## [Given exercise]
Return the whole listing, keeping every character the same.

## [Supplied data]

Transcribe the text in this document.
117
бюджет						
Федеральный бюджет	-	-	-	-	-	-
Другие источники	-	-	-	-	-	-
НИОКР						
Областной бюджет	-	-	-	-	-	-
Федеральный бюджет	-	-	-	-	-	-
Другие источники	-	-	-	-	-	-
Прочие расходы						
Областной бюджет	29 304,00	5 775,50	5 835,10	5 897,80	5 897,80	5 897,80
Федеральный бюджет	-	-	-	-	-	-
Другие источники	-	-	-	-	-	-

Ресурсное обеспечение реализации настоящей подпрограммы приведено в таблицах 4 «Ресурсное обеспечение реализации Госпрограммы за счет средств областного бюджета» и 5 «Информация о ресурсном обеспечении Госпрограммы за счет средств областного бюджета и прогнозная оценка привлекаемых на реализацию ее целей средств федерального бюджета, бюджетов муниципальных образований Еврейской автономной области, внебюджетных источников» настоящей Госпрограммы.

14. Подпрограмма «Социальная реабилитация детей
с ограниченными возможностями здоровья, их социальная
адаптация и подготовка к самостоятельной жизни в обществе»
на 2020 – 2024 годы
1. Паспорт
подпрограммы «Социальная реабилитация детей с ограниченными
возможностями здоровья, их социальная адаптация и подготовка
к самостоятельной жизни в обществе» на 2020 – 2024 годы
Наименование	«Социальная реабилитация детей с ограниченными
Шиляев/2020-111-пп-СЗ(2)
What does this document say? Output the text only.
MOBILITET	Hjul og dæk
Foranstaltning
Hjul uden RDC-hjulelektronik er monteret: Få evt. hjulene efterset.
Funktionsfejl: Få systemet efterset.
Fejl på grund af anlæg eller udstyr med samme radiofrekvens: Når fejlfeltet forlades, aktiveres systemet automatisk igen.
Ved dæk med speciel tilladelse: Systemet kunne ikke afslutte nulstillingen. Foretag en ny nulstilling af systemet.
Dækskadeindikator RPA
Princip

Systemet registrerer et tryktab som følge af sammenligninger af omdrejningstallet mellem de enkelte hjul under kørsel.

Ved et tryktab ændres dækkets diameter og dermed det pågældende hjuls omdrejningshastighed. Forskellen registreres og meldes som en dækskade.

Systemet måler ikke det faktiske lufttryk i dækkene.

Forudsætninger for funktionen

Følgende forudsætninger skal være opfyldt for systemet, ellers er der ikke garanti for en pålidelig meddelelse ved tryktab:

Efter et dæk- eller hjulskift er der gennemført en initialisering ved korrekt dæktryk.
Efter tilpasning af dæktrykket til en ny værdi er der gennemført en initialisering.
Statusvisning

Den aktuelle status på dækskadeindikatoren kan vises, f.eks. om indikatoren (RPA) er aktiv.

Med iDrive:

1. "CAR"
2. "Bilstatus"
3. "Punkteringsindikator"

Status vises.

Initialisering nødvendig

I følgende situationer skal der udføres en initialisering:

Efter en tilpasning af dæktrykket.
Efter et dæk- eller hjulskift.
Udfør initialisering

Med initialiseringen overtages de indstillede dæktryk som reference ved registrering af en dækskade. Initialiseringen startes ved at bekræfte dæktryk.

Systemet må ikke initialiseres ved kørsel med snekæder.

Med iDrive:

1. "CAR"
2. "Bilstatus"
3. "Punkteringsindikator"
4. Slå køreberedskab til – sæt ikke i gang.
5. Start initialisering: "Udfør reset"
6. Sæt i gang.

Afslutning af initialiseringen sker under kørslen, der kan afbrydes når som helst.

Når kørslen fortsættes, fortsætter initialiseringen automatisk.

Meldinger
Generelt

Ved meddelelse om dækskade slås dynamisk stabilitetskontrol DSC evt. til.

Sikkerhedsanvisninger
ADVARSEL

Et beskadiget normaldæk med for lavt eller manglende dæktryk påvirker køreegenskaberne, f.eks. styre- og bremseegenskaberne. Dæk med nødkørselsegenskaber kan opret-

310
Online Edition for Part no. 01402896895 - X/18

## [Solution below]
Transcribe the text in this document.
117
бюджет						
Федеральный бюджет	-	-	-	-	-	-
Другие источники	-	-	-	-	-	-
НИОКР						
Областной бюджет	-	-	-	-	-	-
Федеральный бюджет	-	-	-	-	-	-
Другие источники	-	-	-	-	-	-
Прочие расходы						
Областной бюджет	29 304,00	5 775,50	5 835,10	5 897,80	5 897,80	5 897,80
Федеральный бюджет	-	-	-	-	-	-
Другие источники	-	-	-	-	-	-

Ресурсное обеспечение реализации настоящей подпрограммы приведено в таблицах 4 «Ресурсное обеспечение реализации Госпрограммы за счет средств областного бюджета» и 5 «Информация о ресурсном обеспечении Госпрограммы за счет средств областного бюджета и прогнозная оценка привлекаемых на реализацию ее целей средств федерального бюджета, бюджетов муниципальных образований Еврейской автономной области, внебюджетных источников» настоящей Госпрограммы.

14. Подпрограмма «Социальная реабилитация детей
с ограниченными возможностями здоровья, их социальная
адаптация и подготовка к самостоятельной жизни в обществе»
на 2020 – 2024 годы
1. Паспорт
подпрограммы «Социальная реабилитация детей с ограниченными
возможностями здоровья, их социальная адаптация и подготовка
к самостоятельной жизни в обществе» на 2020 – 2024 годы
Наименование	«Социальная реабилитация детей с ограниченными
Шиляев/2020-111-пп-СЗ(2)
What does this document say? Output the text only.
MOBILITET	Hjul og dæk
Foranstaltning
Hjul uden RDC-hjulelektronik er monteret: Få evt. hjulene efterset.
Funktionsfejl: Få systemet efterset.
Fejl på grund af anlæg eller udstyr med samme radiofrekvens: Når fejlfeltet forlades, aktiveres systemet automatisk igen.
Ved dæk med speciel tilladelse: Systemet kunne ikke afslutte nulstillingen. Foretag en ny nulstilling af systemet.
Dækskadeindikator RPA
Princip

Systemet registrerer et tryktab som følge af sammenligninger af omdrejningstallet mellem de enkelte hjul under kørsel.

Ved et tryktab ændres dækkets diameter og dermed det pågældende hjuls omdrejningshastighed. Forskellen registreres og meldes som en dækskade.

Systemet måler ikke det faktiske lufttryk i dækkene.

Forudsætninger for funktionen

Følgende forudsætninger skal være opfyldt for systemet, ellers er der ikke garanti for en pålidelig meddelelse ved tryktab:

Efter et dæk- eller hjulskift er der gennemført en initialisering ved korrekt dæktryk.
Efter tilpasning af dæktrykket til en ny værdi er der gennemført en initialisering.
Statusvisning

Den aktuelle status på dækskadeindikatoren kan vises, f.eks. om indikatoren (RPA) er aktiv.

Med iDrive:

1. "CAR"
2. "Bilstatus"
3. "Punkteringsindikator"

Status vises.

Initialisering nødvendig

I følgende situationer skal der udføres en initialisering:

Efter en tilpasning af dæktrykket.
Efter et dæk- eller hjulskift.
Udfør initialisering

Med initialiseringen overtages de indstillede dæktryk som reference ved registrering af en dækskade. Initialiseringen startes ved at bekræfte dæktryk.

Systemet må ikke initialiseres ved kørsel med snekæder.

Med iDrive:

1. "CAR"
2. "Bilstatus"
3. "Punkteringsindikator"
4. Slå køreberedskab til – sæt ikke i gang.
5. Start initialisering: "Udfør reset"
6. Sæt i gang.

Afslutning af initialiseringen sker under kørslen, der kan afbrydes når som helst.

Når kørslen fortsættes, fortsætter initialiseringen automatisk.

Meldinger
Generelt

Ved meddelelse om dækskade slås dynamisk stabilitetskontrol DSC evt. til.

Sikkerhedsanvisninger
ADVARSEL

Et beskadiget normaldæk med for lavt eller manglende dæktryk påvirker køreegenskaberne, f.eks. styre- og bremseegenskaberne. Dæk med nødkørselsegenskaber kan opret-

310
Online Edition for Part no. 01402896895 - X/18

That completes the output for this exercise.